Work to do -> Which lines of the records contain "Learn"? Collect every one of them.

──────────────────────────────

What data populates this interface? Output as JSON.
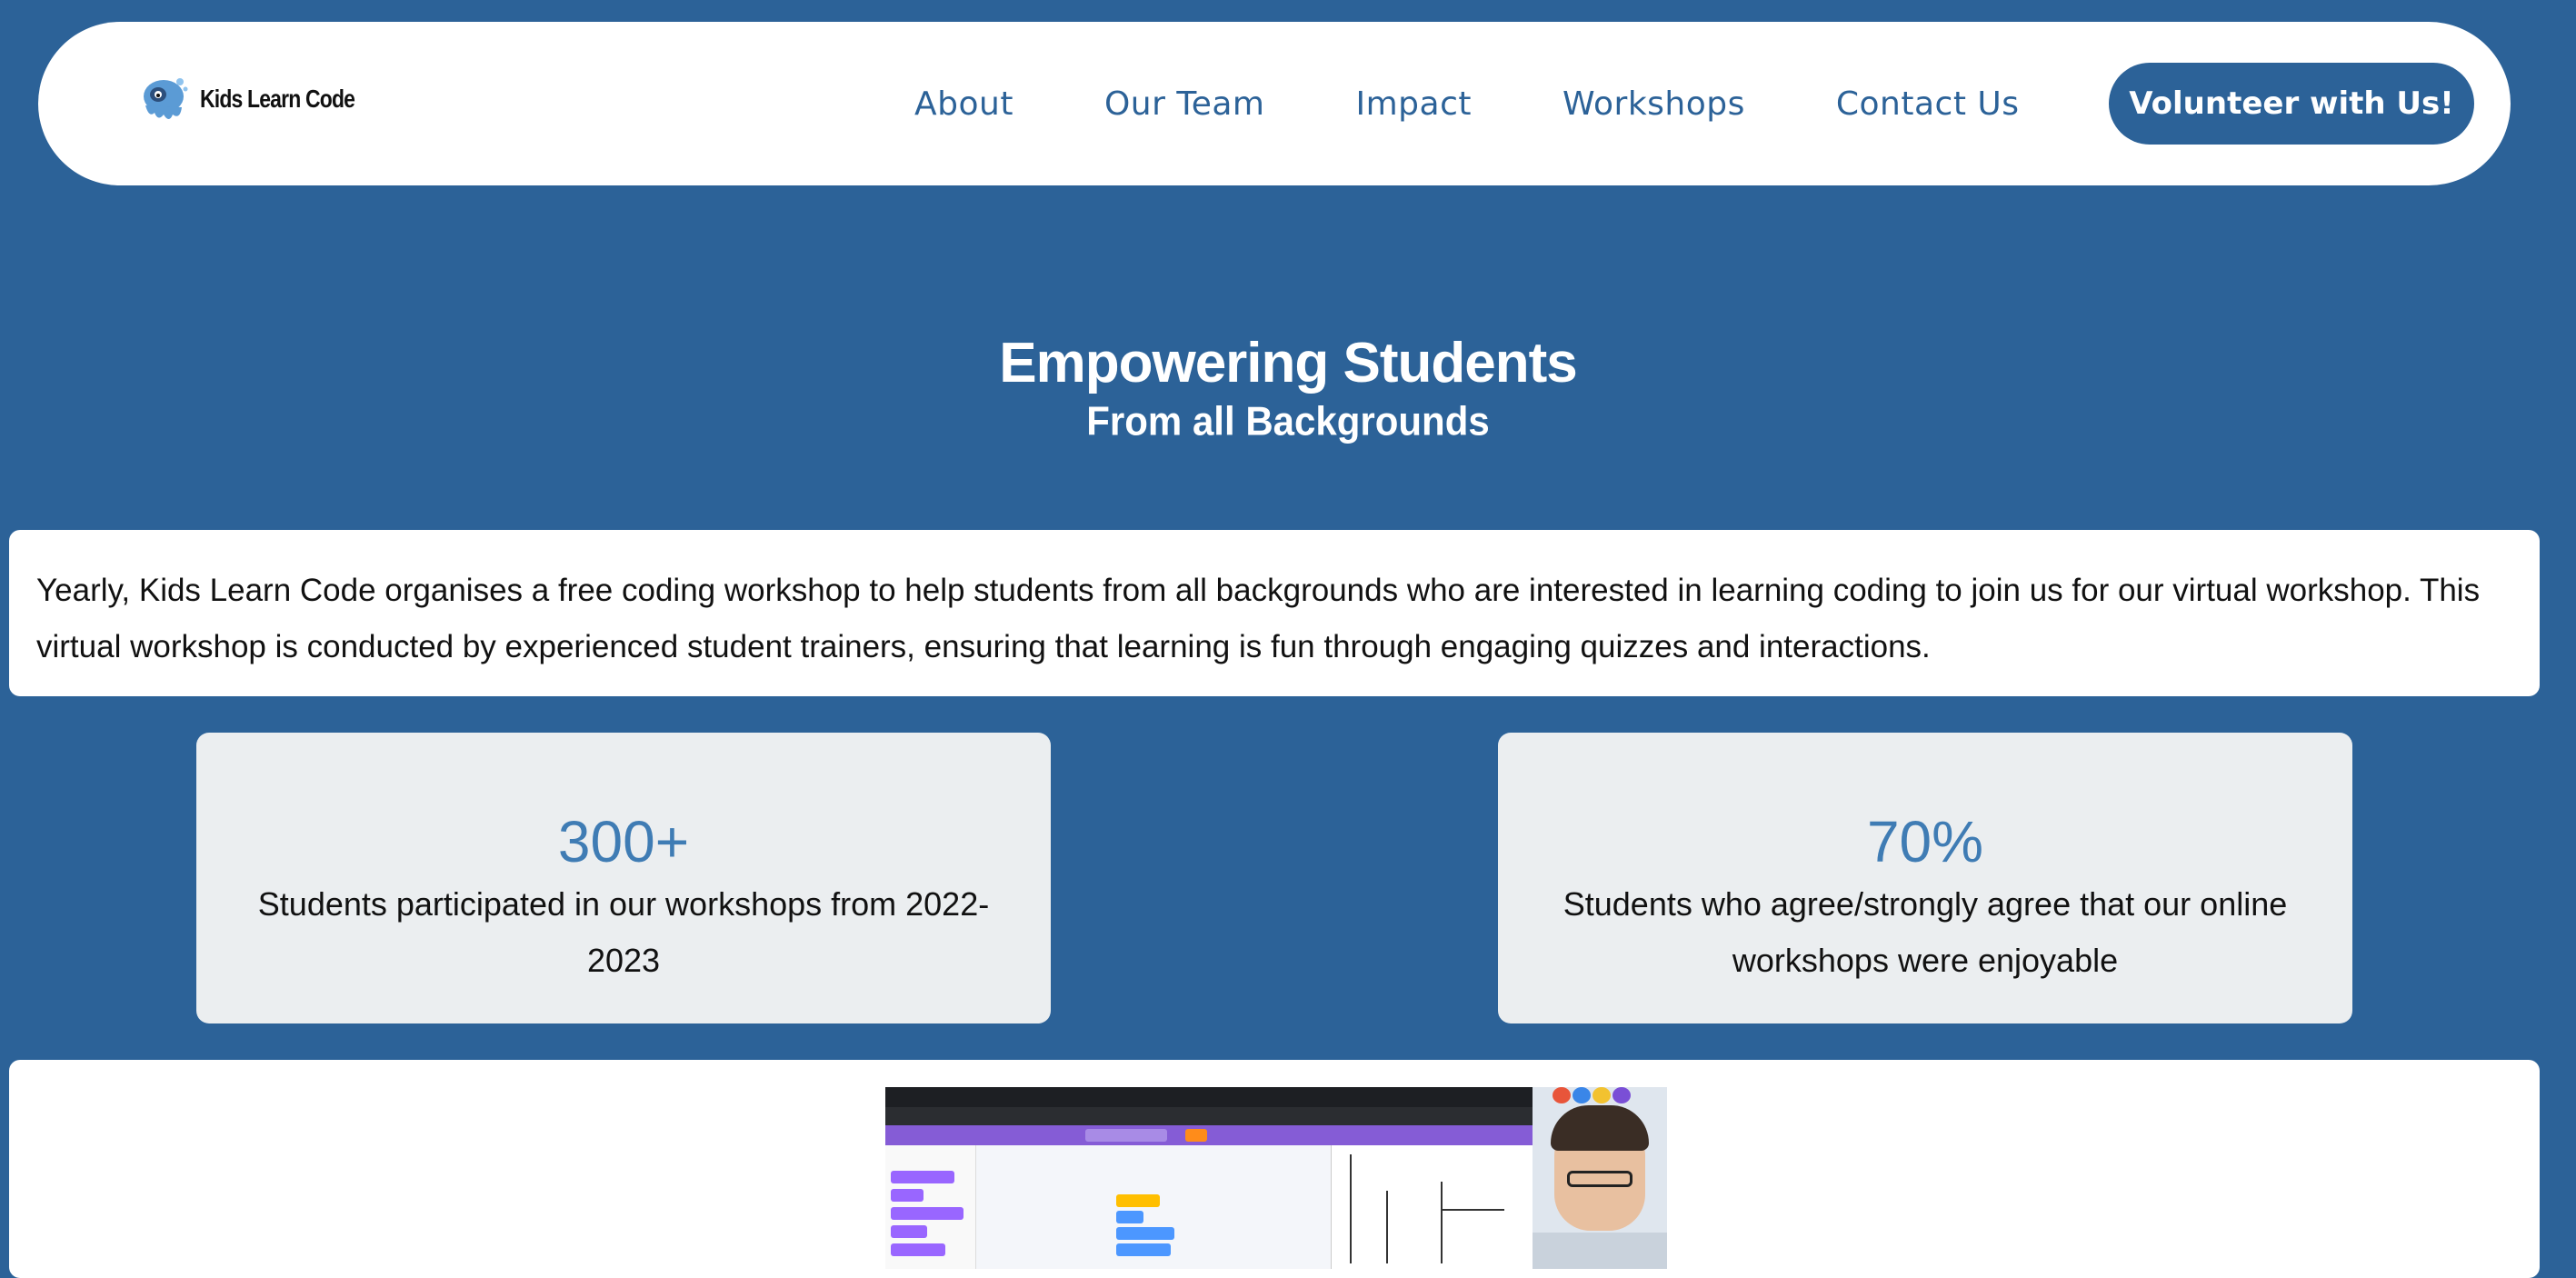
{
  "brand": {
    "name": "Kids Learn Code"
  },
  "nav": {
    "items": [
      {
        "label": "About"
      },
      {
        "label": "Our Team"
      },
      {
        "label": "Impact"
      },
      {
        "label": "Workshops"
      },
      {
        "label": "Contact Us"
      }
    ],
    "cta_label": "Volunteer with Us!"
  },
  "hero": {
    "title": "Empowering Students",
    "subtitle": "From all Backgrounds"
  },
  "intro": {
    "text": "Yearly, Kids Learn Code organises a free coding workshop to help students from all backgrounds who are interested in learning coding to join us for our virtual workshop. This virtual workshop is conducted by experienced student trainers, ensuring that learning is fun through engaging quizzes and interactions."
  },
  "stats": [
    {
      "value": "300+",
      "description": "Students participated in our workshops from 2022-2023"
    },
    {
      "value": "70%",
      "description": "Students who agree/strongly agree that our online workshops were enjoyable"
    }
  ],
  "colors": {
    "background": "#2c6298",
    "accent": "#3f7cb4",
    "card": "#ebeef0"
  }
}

──────────────────────────────

Exercise solution ->
    "name": "Kids Learn Code"
    "text": "Yearly, Kids Learn Code organises a free coding workshop to help students from all backgrounds who are interested in learning coding to join us for our virtual workshop. This virtual workshop is conducted by experienced student trainers, ensuring that learning is fun through engaging quizzes and interactions."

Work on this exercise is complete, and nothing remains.